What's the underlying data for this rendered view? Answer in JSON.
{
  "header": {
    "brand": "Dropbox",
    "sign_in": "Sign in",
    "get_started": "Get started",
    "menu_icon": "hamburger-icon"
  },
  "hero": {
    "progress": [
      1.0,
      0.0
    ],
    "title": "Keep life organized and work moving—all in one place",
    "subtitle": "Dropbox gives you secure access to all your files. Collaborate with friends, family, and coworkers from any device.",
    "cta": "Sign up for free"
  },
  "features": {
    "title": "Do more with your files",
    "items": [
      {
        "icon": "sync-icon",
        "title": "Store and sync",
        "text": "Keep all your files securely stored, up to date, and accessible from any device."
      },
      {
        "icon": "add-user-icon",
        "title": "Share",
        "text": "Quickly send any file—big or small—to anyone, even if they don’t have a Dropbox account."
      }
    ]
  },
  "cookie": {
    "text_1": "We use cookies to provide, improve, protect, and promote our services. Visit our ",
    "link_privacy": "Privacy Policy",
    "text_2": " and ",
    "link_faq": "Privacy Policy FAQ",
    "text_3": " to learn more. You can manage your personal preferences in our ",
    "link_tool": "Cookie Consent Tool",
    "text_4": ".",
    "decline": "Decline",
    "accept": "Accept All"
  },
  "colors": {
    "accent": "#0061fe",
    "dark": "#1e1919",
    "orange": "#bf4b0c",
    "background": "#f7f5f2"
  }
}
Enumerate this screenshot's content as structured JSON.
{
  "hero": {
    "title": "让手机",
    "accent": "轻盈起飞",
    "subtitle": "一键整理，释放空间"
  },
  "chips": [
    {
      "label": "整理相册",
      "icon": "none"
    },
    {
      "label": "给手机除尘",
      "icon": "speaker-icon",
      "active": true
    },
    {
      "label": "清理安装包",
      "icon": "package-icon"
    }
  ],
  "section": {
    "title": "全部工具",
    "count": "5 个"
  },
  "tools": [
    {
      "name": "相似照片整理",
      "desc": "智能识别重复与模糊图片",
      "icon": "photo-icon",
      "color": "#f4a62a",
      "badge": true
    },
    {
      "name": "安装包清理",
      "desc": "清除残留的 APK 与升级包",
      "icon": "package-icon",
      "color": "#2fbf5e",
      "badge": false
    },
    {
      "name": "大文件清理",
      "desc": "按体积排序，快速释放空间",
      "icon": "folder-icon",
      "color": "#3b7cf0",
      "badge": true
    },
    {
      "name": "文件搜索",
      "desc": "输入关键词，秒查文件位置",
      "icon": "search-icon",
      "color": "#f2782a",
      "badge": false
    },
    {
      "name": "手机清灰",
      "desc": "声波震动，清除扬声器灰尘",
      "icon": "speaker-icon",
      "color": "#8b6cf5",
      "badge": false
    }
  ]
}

-*-

# Given problem:
In full and verbatim, repeat the records given above.

# Exercise answer:
What's the underlying data for this rendered view? Answer in JSON.
{
  "header": {
    "brand": "Dropbox",
    "sign_in": "Sign in",
    "get_started": "Get started",
    "menu_icon": "hamburger-icon"
  },
  "hero": {
    "progress": [
      1.0,
      0.0
    ],
    "title": "Keep life organized and work moving—all in one place",
    "subtitle": "Dropbox gives you secure access to all your files. Collaborate with friends, family, and coworkers from any device.",
    "cta": "Sign up for free"
  },
  "features": {
    "title": "Do more with your files",
    "items": [
      {
        "icon": "sync-icon",
        "title": "Store and sync",
        "text": "Keep all your files securely stored, up to date, and accessible from any device."
      },
      {
        "icon": "add-user-icon",
        "title": "Share",
        "text": "Quickly send any file—big or small—to anyone, even if they don’t have a Dropbox account."
      }
    ]
  },
  "cookie": {
    "text_1": "We use cookies to provide, improve, protect, and promote our services. Visit our ",
    "link_privacy": "Privacy Policy",
    "text_2": " and ",
    "link_faq": "Privacy Policy FAQ",
    "text_3": " to learn more. You can manage your personal preferences in our ",
    "link_tool": "Cookie Consent Tool",
    "text_4": ".",
    "decline": "Decline",
    "accept": "Accept All"
  },
  "colors": {
    "accent": "#0061fe",
    "dark": "#1e1919",
    "orange": "#bf4b0c",
    "background": "#f7f5f2"
  }
}
Enumerate this screenshot's content as structured JSON.
{
  "hero": {
    "title": "让手机",
    "accent": "轻盈起飞",
    "subtitle": "一键整理，释放空间"
  },
  "chips": [
    {
      "label": "整理相册",
      "icon": "none"
    },
    {
      "label": "给手机除尘",
      "icon": "speaker-icon",
      "active": true
    },
    {
      "label": "清理安装包",
      "icon": "package-icon"
    }
  ],
  "section": {
    "title": "全部工具",
    "count": "5 个"
  },
  "tools": [
    {
      "name": "相似照片整理",
      "desc": "智能识别重复与模糊图片",
      "icon": "photo-icon",
      "color": "#f4a62a",
      "badge": true
    },
    {
      "name": "安装包清理",
      "desc": "清除残留的 APK 与升级包",
      "icon": "package-icon",
      "color": "#2fbf5e",
      "badge": false
    },
    {
      "name": "大文件清理",
      "desc": "按体积排序，快速释放空间",
      "icon": "folder-icon",
      "color": "#3b7cf0",
      "badge": true
    },
    {
      "name": "文件搜索",
      "desc": "输入关键词，秒查文件位置",
      "icon": "search-icon",
      "color": "#f2782a",
      "badge": false
    },
    {
      "name": "手机清灰",
      "desc": "声波震动，清除扬声器灰尘",
      "icon": "speaker-icon",
      "color": "#8b6cf5",
      "badge": false
    }
  ]
}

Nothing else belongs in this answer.